▶ **Stated goal**: Copy out each line containing "logaritm" from the entries below.
# start of Record excerpts
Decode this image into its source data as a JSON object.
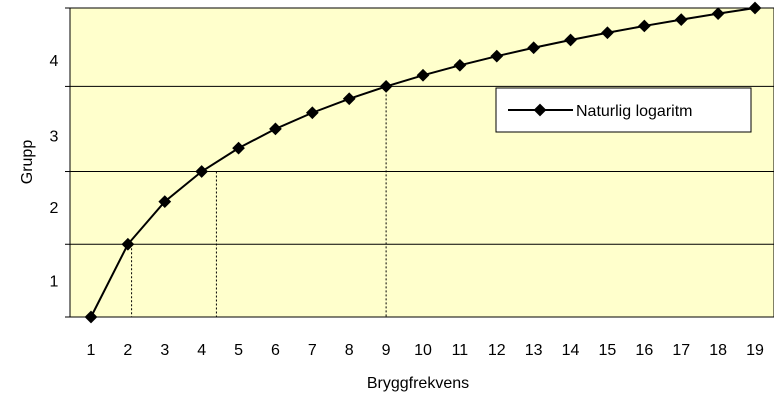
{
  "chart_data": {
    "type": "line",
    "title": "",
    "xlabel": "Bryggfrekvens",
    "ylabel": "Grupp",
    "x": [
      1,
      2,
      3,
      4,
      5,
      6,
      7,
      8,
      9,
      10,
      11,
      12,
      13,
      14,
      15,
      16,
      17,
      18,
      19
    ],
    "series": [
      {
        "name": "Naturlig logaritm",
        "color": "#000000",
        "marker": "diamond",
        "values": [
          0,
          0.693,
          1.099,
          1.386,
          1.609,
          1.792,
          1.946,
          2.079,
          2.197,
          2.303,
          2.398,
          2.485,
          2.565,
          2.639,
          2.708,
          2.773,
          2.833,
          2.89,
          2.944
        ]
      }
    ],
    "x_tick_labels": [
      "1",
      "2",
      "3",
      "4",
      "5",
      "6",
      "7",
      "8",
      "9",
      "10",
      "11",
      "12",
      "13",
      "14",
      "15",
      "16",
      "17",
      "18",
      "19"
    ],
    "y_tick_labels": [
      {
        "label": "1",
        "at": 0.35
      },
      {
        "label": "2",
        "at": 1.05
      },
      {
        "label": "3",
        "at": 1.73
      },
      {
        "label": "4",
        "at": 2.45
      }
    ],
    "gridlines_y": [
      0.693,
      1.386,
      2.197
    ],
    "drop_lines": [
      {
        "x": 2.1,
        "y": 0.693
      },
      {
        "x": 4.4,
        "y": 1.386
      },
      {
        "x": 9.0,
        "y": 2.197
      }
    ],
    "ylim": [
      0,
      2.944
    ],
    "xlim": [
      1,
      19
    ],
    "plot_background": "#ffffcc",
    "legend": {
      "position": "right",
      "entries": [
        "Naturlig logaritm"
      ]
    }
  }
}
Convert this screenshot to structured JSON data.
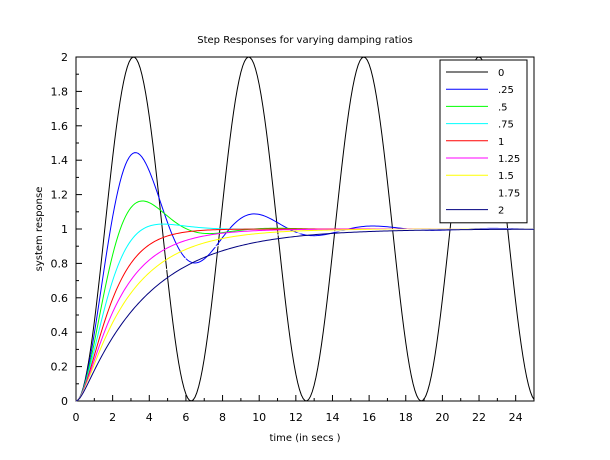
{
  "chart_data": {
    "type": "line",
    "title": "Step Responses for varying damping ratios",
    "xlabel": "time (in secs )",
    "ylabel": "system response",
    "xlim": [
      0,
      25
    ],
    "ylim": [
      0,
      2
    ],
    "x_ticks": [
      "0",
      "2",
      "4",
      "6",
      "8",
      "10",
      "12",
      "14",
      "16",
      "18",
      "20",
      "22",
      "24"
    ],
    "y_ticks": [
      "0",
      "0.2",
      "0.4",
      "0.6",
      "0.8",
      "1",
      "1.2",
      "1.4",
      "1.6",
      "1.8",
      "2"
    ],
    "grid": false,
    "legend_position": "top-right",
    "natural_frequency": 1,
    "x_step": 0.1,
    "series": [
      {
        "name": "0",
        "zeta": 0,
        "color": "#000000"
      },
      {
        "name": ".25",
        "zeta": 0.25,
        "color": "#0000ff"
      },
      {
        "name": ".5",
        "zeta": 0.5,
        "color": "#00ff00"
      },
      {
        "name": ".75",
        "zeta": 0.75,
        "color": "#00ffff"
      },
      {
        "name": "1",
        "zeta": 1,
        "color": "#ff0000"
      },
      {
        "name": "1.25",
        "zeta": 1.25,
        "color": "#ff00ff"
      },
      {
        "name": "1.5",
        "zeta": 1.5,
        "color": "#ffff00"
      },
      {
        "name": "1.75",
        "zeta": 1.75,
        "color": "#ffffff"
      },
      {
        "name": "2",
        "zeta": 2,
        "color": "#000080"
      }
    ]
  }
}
# end of Record excerpts
▶ **Solved exercise**:
        "name": "Naturlig logaritm",
        "Naturlig logaritm"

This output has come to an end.